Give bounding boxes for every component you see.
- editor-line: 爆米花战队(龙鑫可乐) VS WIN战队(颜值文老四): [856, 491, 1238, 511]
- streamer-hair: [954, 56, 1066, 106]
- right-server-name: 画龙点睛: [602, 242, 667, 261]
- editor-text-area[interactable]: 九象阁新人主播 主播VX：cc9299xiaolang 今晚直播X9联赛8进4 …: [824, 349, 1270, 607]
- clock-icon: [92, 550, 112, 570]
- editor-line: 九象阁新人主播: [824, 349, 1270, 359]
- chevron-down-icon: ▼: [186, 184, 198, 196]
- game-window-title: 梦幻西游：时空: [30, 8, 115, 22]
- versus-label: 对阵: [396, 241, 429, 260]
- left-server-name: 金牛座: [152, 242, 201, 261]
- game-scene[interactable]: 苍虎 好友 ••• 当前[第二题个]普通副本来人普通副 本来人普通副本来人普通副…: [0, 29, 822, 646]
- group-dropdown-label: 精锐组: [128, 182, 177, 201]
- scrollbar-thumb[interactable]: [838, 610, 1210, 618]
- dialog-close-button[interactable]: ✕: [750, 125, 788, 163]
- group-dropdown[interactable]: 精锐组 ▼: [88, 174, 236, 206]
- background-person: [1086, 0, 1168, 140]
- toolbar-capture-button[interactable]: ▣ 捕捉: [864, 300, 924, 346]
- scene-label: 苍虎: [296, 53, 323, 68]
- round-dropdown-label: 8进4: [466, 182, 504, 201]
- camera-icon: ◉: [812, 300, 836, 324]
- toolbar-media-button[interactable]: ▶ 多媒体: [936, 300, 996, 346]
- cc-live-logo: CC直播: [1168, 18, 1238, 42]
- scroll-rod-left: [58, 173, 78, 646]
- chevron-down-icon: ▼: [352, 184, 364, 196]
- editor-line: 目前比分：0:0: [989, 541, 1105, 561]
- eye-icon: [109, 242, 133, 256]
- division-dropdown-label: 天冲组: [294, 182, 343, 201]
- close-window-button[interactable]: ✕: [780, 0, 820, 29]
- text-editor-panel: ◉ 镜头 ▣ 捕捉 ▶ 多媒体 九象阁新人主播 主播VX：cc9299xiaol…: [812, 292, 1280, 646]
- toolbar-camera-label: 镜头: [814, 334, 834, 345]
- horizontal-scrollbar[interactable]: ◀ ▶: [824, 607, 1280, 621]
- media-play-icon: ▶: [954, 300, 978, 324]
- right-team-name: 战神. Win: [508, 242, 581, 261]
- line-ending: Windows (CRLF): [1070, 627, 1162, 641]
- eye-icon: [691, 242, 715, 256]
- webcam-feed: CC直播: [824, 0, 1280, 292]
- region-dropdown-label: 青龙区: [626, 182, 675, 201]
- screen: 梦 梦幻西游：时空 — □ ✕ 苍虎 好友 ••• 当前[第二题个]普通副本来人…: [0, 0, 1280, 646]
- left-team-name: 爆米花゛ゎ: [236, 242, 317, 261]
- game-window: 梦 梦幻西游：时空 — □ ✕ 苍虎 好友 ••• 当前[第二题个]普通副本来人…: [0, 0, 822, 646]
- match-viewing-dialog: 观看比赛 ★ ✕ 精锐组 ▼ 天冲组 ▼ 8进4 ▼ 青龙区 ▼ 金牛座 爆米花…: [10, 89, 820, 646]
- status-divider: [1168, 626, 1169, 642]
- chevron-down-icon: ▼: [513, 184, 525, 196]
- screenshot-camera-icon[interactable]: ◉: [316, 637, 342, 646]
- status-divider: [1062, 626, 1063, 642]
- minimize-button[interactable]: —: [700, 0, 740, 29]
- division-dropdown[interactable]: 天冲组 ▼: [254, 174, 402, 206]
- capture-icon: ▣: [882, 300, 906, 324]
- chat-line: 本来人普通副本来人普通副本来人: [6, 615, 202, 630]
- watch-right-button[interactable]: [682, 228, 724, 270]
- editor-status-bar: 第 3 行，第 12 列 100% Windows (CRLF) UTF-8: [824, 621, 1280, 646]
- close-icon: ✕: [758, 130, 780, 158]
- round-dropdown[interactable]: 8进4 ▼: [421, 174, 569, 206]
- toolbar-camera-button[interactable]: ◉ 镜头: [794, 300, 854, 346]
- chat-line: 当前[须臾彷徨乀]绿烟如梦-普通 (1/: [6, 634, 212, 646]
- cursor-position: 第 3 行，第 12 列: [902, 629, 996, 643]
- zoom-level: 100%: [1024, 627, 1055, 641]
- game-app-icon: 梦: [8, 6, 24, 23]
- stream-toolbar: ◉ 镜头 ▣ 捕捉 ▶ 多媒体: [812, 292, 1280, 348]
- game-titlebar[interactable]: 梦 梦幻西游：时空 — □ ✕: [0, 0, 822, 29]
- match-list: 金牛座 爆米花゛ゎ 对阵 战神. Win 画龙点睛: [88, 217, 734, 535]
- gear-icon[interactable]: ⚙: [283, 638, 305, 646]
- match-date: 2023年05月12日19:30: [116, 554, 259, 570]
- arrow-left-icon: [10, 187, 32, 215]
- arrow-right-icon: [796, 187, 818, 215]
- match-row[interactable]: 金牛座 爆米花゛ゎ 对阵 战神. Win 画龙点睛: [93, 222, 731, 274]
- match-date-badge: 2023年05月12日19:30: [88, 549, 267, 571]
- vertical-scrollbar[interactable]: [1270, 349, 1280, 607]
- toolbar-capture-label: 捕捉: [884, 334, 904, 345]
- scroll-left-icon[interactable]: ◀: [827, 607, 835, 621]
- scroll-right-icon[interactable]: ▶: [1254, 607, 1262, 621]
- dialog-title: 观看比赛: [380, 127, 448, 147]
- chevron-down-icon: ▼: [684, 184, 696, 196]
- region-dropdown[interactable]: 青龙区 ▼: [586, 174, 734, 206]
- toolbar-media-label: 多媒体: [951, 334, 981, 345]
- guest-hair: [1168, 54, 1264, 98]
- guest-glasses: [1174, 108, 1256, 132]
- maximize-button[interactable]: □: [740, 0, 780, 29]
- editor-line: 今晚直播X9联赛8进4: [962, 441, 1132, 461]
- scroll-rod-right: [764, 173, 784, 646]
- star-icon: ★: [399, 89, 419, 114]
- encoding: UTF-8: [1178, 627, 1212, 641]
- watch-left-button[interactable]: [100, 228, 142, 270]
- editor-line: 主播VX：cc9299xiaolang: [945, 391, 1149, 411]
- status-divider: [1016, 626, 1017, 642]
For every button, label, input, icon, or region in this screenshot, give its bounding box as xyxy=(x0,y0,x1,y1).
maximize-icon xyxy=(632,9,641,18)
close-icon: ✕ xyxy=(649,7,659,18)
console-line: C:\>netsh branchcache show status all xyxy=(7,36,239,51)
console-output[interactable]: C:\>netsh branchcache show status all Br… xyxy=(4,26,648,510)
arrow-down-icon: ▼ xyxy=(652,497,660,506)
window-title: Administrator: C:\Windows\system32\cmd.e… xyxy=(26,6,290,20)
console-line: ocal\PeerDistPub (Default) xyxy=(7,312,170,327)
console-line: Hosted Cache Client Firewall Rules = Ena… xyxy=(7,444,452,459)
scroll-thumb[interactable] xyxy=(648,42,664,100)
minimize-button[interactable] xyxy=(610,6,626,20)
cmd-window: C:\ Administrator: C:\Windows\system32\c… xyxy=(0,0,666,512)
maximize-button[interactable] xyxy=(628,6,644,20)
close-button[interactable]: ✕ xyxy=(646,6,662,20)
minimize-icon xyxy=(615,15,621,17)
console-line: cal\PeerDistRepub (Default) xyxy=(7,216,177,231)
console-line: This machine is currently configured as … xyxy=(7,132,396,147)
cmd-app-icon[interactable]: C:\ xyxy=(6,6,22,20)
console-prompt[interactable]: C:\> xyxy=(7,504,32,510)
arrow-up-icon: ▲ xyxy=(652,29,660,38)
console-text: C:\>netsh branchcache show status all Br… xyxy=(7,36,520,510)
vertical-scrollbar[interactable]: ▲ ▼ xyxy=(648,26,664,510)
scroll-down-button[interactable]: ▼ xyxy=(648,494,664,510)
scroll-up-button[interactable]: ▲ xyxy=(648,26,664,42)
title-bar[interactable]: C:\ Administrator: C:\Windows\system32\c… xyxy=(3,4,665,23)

========================

SET EXERCISE:
Return the data word for word, starting at its first line and ending with the line that contains "- cc-live-logo: CC直播: [1168, 18, 1238, 42]".

EXERCISE OUTPUT:
Give bounding boxes for every component you see.
- editor-line: 爆米花战队(龙鑫可乐) VS WIN战队(颜值文老四): [856, 491, 1238, 511]
- streamer-hair: [954, 56, 1066, 106]
- right-server-name: 画龙点睛: [602, 242, 667, 261]
- editor-text-area[interactable]: 九象阁新人主播 主播VX：cc9299xiaolang 今晚直播X9联赛8进4 …: [824, 349, 1270, 607]
- clock-icon: [92, 550, 112, 570]
- editor-line: 九象阁新人主播: [824, 349, 1270, 359]
- chevron-down-icon: ▼: [186, 184, 198, 196]
- game-window-title: 梦幻西游：时空: [30, 8, 115, 22]
- versus-label: 对阵: [396, 241, 429, 260]
- left-server-name: 金牛座: [152, 242, 201, 261]
- game-scene[interactable]: 苍虎 好友 ••• 当前[第二题个]普通副本来人普通副 本来人普通副本来人普通副…: [0, 29, 822, 646]
- group-dropdown-label: 精锐组: [128, 182, 177, 201]
- scrollbar-thumb[interactable]: [838, 610, 1210, 618]
- dialog-close-button[interactable]: ✕: [750, 125, 788, 163]
- group-dropdown[interactable]: 精锐组 ▼: [88, 174, 236, 206]
- background-person: [1086, 0, 1168, 140]
- toolbar-capture-button[interactable]: ▣ 捕捉: [864, 300, 924, 346]
- scene-label: 苍虎: [296, 53, 323, 68]
- round-dropdown-label: 8进4: [466, 182, 504, 201]
- camera-icon: ◉: [812, 300, 836, 324]
- toolbar-media-button[interactable]: ▶ 多媒体: [936, 300, 996, 346]
- cc-live-logo: CC直播: [1168, 18, 1238, 42]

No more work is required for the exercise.